Digressions of a Dilettante

Digressions of a Dilettante
Vignettes of Inanity by Bud Hearn

Friday, March 6, 2009

Graceful Exits...The Artful Escapist

Ah, Spring, and Alfresco affairs…. Also, Death by Conversation with boring and socially inept persons.

These people are found everywhere…you may be one. Have you ever asked, “How do I escape this insipid person?” Here are some novel methods.

The Seated Dinner Party
A very touchy situation. Pre-planning is essential. Scope out in advance the place cards of your table guests. Stealthily switch them to reposition yourself, or to punish a friend.

If the place-card ploy fails, try the “cold shoulder approach.” On your right is a hypochondriac. On your left, a deaf-mute with hygiene issues. You have two options: First, announce your disappointment with the entrée. Boldly pull out your brightly-wrapped tin of King Oscar sardines. Often you don’t have to open it, for you will be shunned by both. If pressured, then pop the top. Great respect follows this act!

Perhaps you find one of the two guests mildly interesting. Then turn the “cold shoulder” to the other. The rejected one will persecute another guest…not your problem.

──────────

▶ [Directives]
**a.** What brand of sardines does the post on escaping boring company suggest pulling out at a seated dinner party?
**b.** Extend the post on escaping boring company, picking up right after its last sentence.

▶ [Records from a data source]
──────────

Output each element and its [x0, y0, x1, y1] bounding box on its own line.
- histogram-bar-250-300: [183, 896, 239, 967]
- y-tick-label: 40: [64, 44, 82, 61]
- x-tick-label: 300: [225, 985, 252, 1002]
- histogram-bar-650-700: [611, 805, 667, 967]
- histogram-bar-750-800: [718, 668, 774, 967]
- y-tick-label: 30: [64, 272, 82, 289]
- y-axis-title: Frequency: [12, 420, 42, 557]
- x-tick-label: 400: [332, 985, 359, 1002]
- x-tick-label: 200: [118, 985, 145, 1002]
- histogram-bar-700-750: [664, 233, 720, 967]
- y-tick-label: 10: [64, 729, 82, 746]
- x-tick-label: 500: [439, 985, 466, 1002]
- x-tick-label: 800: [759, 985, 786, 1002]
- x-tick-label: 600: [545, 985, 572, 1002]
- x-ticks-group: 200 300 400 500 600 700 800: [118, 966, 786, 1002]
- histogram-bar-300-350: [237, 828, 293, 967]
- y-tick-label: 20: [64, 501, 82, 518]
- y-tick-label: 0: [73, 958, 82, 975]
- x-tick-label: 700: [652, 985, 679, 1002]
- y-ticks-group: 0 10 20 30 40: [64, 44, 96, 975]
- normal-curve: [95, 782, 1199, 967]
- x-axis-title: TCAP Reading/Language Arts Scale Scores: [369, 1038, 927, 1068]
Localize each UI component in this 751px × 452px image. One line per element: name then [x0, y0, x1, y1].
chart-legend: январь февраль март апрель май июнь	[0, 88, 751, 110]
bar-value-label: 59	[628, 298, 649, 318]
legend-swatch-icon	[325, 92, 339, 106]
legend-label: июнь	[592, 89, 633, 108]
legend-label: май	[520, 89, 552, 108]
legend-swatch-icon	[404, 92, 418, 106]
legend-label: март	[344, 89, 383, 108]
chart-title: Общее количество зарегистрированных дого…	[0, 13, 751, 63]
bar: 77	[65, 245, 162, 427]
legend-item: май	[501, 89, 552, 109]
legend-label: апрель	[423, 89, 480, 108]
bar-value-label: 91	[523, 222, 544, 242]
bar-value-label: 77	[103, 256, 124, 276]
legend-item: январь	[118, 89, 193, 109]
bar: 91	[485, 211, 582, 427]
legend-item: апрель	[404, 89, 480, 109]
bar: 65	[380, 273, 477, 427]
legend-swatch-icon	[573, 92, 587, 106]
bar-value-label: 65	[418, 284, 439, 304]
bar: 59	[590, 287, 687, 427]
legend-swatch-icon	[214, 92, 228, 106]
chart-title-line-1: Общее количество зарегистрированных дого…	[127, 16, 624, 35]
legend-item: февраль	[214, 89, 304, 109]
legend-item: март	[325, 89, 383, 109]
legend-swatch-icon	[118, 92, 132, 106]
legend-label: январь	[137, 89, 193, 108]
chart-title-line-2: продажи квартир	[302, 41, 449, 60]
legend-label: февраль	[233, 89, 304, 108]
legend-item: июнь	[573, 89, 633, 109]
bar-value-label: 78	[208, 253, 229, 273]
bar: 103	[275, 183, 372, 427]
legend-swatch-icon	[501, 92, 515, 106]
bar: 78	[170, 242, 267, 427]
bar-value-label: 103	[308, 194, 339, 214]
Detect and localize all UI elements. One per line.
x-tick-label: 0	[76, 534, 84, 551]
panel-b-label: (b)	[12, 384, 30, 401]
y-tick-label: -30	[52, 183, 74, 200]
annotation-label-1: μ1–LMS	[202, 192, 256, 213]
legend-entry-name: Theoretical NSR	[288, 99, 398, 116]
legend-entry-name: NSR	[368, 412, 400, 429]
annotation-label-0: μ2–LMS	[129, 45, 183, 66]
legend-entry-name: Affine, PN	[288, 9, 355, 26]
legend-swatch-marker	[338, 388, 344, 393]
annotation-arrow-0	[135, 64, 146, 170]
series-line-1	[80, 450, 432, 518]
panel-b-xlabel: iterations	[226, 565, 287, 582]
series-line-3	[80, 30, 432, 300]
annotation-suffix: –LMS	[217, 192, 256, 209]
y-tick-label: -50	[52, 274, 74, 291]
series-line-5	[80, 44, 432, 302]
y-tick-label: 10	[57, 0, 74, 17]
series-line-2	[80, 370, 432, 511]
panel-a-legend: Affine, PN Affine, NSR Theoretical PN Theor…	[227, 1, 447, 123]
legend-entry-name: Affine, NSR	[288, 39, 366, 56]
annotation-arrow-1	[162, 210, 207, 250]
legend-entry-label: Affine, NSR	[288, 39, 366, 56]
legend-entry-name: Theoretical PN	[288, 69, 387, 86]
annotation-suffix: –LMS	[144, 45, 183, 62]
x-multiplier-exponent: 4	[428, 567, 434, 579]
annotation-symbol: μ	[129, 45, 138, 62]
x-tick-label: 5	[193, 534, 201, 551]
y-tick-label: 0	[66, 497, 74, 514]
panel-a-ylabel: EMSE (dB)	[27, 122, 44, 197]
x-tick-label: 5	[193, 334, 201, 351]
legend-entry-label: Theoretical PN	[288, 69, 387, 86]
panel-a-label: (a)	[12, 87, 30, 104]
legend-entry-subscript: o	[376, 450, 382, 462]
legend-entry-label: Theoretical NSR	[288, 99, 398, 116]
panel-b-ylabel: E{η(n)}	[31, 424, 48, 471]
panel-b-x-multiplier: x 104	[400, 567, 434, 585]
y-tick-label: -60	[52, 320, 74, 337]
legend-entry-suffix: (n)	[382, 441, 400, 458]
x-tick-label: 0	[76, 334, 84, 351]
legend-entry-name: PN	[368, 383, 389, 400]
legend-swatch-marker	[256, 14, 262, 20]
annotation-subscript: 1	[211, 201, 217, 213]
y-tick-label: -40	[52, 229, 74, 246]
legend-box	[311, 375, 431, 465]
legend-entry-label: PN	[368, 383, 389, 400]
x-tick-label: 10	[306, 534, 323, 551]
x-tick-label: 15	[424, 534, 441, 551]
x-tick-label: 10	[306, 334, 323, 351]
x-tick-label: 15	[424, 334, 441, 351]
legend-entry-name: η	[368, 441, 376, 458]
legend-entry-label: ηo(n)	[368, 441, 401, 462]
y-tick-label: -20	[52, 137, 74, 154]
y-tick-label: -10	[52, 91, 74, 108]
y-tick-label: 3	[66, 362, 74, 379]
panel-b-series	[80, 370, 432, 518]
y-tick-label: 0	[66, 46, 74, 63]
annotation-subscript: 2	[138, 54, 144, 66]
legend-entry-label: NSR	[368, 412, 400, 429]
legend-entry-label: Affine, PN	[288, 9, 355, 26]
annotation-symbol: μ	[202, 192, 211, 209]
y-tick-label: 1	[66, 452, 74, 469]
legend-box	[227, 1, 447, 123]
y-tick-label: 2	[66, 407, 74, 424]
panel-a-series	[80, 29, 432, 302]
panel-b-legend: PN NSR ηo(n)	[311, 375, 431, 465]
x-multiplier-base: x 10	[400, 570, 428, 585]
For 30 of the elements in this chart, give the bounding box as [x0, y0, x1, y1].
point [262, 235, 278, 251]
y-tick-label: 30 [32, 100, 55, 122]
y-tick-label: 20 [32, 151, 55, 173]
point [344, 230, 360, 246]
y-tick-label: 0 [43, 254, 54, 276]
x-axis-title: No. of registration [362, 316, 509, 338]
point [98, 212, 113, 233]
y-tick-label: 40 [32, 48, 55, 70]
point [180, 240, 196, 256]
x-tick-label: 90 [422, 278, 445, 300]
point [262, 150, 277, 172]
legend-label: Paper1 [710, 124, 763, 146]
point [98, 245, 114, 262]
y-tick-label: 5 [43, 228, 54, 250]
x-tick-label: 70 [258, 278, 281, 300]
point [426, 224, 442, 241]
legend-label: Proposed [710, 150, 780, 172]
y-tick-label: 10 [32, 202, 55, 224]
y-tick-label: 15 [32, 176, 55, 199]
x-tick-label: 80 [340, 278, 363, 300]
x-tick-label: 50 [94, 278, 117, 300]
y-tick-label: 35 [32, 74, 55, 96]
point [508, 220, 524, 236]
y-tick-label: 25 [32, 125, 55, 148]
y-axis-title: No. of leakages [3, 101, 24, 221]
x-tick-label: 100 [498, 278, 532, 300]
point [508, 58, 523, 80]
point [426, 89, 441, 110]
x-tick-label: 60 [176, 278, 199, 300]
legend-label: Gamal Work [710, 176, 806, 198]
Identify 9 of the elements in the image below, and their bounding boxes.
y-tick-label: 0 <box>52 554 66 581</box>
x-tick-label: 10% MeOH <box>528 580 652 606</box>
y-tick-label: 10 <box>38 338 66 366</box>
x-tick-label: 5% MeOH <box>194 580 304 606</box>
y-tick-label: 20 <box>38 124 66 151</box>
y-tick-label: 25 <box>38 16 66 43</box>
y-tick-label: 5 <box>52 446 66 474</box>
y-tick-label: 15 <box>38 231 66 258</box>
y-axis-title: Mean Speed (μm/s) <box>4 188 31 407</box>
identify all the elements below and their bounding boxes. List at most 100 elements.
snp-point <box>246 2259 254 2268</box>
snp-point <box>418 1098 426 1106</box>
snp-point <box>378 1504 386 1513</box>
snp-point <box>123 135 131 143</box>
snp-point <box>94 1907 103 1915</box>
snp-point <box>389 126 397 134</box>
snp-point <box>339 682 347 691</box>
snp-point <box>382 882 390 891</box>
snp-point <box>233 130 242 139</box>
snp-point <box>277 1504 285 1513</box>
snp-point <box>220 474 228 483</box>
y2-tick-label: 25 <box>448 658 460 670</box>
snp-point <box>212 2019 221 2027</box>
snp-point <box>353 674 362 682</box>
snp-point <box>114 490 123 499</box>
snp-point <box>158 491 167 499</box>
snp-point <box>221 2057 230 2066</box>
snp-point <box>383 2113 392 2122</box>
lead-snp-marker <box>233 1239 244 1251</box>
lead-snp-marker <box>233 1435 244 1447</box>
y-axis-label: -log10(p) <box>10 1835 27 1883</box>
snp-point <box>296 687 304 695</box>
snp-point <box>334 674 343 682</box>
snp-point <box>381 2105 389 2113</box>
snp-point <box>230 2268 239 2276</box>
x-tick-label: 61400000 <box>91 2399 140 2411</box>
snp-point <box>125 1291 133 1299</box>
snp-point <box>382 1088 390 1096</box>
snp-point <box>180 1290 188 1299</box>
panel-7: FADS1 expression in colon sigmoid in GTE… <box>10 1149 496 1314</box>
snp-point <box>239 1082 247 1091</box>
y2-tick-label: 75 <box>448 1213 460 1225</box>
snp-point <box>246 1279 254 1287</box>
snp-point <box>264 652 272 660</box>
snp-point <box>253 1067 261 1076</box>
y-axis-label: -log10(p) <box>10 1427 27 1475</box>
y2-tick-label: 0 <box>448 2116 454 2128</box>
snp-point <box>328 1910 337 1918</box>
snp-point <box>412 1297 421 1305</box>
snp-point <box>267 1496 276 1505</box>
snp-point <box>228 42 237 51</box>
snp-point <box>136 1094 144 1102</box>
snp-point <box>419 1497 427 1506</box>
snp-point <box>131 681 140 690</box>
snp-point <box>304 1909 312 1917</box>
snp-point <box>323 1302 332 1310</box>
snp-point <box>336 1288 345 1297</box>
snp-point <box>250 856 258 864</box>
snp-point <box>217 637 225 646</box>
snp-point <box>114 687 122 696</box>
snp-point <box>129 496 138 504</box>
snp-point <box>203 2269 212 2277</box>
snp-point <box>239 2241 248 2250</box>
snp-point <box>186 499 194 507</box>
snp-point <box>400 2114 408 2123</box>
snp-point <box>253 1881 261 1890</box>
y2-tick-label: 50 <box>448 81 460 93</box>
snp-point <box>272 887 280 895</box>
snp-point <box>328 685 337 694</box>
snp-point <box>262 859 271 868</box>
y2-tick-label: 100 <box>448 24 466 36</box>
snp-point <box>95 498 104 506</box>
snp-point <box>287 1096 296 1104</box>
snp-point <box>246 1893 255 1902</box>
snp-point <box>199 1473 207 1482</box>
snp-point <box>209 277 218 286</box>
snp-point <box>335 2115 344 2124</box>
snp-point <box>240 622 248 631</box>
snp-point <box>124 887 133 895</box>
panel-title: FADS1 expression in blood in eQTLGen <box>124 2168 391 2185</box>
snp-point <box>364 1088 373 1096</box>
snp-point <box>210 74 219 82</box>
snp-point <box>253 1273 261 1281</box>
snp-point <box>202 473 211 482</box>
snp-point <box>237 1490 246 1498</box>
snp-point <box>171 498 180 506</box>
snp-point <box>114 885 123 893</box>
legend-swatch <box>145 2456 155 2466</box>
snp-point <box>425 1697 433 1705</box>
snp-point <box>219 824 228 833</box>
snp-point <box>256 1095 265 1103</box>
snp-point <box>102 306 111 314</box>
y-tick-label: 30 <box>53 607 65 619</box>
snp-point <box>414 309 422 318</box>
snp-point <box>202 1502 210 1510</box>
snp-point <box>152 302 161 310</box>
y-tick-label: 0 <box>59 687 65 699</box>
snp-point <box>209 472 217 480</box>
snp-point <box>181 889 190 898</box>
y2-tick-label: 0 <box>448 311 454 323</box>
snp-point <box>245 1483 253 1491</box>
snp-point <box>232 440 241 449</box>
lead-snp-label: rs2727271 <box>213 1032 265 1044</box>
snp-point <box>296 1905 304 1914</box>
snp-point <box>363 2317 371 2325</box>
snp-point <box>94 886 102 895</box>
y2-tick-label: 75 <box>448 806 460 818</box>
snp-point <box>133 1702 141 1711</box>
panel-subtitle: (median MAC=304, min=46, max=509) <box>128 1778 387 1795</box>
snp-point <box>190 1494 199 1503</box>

──────────

▶ [In response]
**a.** King Oscar sardines.

**b.**
Special inventiveness is required to remove yourself from the table. Aside from the usual crudities, like, “It must be the wine…Excuse me.” Or, “I must have swallowed a bone—I’ll be back if I live.” In either case, it will solve the problem and your prolonged absence will add drama to the table. No? Then try this: Take your cell phone, study it, and loudly exclaim, “Oops, my parole officer is calling,” as you hurry from the table. This leaves the door open to return, or not.

The Cocktail Party
Maybe you’ve been cornered by one with respiration de saumon, or respiration de vin… Mr. Fish Breath and Ms. Wine Exhaler. These people invade your spatial comfort zone, mingling words with malodorous mists. Escape is urgent. Look into the crowd, raise your hand and wave wildly, exclaiming, “Oh, Hi, be right over.” Utter a terse “Catch you later,” as you slip the noose, disappearing into the throng. Says Martha, the island doyenne, “deceptive but effective.”

Often you’re in a crowd discussing golf or other stupid subjects. Glance at your drink, remark indignantly, “Is it just me that got the rot-gut liquor?” Or, with panache, simply grimace and gag, “I must have grabbed someone else’s drink.” Return when the conversation reverts to salacious gossip or the Sports Illustrated issue with tantalizing photographs of beach scenery.

Another favorite quick-escape is to interject in a conversation lull, “Interesting…hold that thought, I’ll be right back.” Another Unfortunate passerby will soon be entrapped.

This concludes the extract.